EXERCISE REQUIREMENTS – Find the lines of data that contain the string "this", then list them.

RECORD EXTRACTS –

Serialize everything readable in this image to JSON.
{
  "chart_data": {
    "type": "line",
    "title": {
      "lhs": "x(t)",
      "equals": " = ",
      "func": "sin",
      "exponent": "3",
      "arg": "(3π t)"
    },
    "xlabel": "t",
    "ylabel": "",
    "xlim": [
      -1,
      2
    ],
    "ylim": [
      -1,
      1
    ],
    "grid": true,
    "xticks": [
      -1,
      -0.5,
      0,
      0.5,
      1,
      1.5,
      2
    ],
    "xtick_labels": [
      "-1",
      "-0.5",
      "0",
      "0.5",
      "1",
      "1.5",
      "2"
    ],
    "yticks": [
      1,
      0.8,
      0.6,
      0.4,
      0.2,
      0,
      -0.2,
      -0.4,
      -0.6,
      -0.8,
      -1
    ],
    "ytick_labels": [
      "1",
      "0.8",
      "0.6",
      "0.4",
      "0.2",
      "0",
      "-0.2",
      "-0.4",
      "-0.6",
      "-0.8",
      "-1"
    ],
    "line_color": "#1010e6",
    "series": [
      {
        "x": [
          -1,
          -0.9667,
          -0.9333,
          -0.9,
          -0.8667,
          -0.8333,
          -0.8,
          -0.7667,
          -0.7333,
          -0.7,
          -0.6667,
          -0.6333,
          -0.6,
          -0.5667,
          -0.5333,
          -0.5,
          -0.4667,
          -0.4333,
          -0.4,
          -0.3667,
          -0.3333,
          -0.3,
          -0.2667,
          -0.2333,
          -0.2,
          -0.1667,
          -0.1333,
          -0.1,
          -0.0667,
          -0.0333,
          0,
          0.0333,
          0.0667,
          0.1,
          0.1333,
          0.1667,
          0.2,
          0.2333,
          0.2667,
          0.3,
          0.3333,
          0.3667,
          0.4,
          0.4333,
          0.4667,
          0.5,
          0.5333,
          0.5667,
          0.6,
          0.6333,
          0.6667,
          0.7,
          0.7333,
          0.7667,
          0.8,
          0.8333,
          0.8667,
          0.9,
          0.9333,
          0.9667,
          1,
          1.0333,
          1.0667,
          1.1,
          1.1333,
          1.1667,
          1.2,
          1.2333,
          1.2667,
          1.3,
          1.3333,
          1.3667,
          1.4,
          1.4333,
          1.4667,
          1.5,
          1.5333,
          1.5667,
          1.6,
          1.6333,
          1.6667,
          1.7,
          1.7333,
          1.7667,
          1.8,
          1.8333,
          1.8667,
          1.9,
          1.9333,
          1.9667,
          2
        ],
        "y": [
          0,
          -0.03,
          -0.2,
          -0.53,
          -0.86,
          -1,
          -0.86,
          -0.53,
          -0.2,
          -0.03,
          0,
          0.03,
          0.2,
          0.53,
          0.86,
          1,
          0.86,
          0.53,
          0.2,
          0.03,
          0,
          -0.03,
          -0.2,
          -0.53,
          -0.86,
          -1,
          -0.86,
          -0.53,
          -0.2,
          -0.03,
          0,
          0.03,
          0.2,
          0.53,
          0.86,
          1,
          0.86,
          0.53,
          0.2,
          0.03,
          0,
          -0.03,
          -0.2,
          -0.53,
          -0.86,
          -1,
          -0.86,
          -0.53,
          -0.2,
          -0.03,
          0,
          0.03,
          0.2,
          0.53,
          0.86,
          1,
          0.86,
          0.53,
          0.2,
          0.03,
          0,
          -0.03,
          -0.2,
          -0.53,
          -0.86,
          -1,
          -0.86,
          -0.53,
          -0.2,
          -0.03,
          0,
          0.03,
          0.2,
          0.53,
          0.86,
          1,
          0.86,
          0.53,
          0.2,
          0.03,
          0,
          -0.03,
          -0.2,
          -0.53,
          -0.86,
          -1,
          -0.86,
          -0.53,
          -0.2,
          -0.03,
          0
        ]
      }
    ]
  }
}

---

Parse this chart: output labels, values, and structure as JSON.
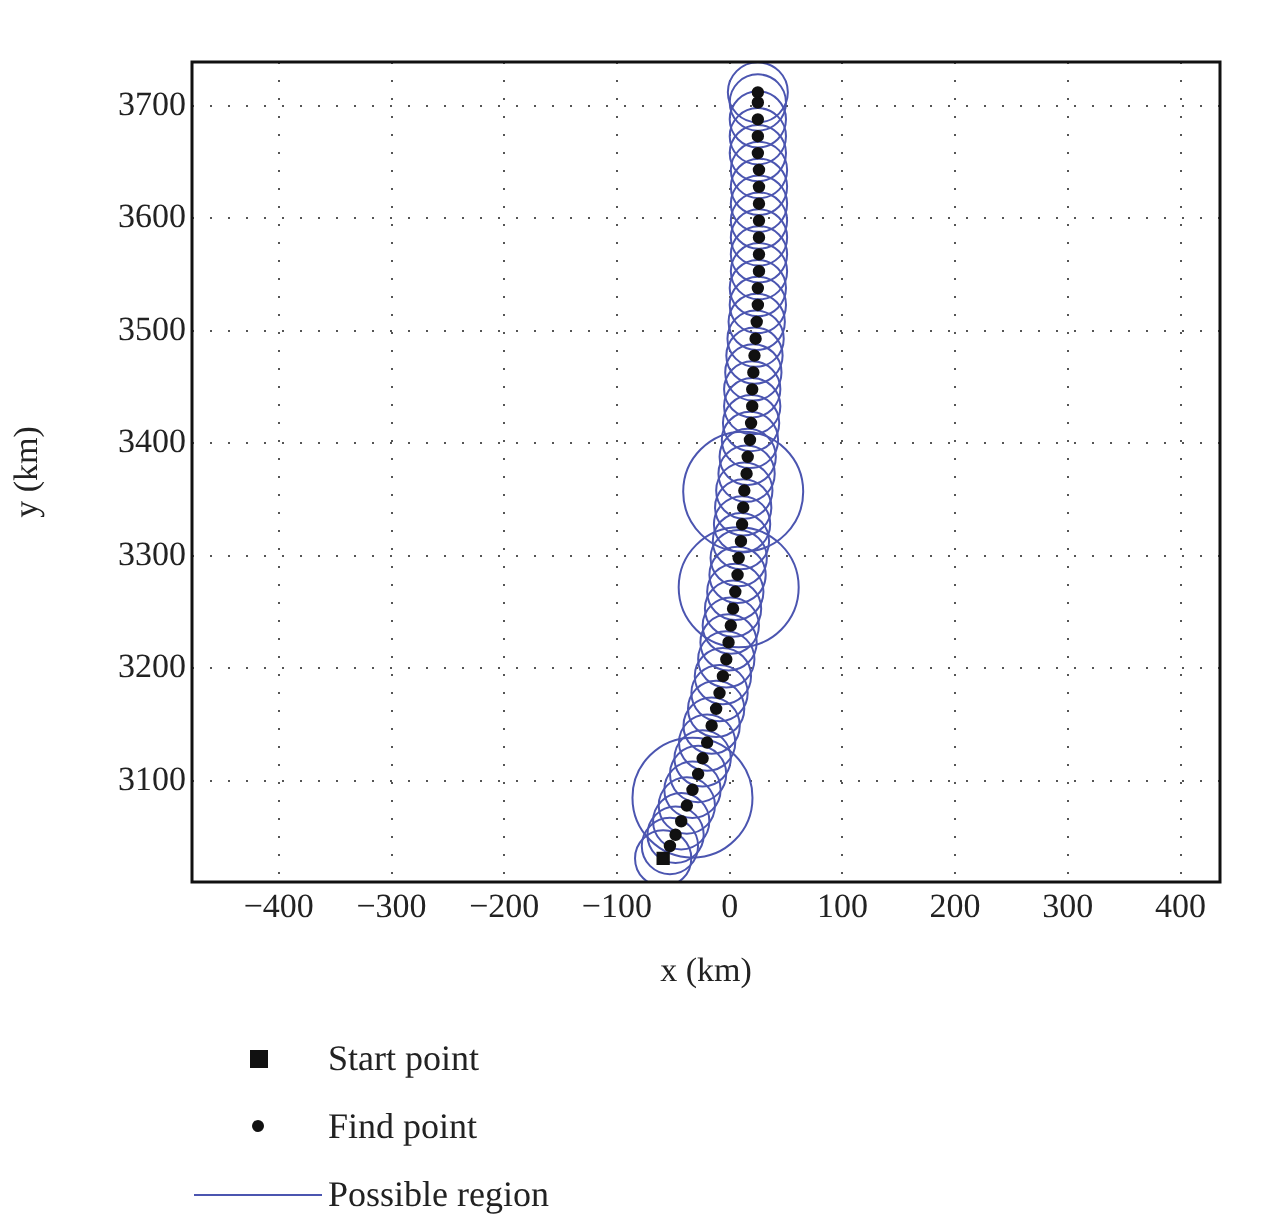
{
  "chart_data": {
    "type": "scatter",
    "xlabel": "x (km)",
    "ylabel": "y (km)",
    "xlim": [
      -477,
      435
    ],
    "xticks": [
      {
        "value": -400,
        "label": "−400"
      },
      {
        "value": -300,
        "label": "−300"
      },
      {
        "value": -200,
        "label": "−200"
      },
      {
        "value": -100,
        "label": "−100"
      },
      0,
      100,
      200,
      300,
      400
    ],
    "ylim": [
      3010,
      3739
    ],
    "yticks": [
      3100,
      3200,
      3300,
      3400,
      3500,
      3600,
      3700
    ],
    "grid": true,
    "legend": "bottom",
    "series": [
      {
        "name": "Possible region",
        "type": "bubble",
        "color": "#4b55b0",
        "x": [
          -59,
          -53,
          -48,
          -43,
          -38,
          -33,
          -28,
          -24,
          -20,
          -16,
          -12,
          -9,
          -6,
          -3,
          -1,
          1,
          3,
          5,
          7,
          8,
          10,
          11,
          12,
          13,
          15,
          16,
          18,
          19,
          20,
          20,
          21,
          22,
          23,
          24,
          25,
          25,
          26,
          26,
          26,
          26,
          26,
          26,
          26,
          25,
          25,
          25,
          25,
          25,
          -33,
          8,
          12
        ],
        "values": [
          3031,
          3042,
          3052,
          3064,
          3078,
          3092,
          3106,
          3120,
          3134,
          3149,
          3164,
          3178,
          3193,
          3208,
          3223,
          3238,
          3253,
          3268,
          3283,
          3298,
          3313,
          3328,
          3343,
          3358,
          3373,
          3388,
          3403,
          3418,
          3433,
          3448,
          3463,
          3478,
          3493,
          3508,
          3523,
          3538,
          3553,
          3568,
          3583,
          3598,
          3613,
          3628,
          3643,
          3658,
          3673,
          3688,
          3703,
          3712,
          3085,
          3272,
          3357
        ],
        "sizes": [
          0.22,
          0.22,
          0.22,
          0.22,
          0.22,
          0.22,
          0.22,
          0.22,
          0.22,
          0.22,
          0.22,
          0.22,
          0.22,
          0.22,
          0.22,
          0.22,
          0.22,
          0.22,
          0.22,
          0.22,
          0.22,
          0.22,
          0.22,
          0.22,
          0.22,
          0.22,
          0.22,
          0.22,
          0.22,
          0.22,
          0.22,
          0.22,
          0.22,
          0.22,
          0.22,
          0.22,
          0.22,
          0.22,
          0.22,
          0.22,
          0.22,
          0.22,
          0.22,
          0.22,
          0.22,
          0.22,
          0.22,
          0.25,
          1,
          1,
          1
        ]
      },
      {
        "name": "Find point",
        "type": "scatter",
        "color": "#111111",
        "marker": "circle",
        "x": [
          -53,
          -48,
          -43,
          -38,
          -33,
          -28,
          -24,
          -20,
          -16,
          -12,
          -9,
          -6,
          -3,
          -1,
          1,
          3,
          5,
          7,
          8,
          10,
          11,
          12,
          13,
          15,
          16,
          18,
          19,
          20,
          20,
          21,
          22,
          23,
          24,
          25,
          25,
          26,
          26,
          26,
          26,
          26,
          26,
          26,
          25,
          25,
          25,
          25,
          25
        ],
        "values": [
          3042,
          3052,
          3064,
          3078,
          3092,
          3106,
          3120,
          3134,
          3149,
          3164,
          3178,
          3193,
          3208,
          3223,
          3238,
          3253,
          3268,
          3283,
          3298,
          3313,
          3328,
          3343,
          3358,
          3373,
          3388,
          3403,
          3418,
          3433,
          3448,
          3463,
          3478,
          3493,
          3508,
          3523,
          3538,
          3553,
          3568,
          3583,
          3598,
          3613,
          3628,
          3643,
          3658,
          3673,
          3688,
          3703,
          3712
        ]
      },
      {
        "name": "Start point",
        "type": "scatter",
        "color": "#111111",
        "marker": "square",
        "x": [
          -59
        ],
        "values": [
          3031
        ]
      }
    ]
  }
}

WRITTEN SOLUTION –
Serialize everything readable in this image to JSON.
Parse this chart: output labels, values, and structure as JSON.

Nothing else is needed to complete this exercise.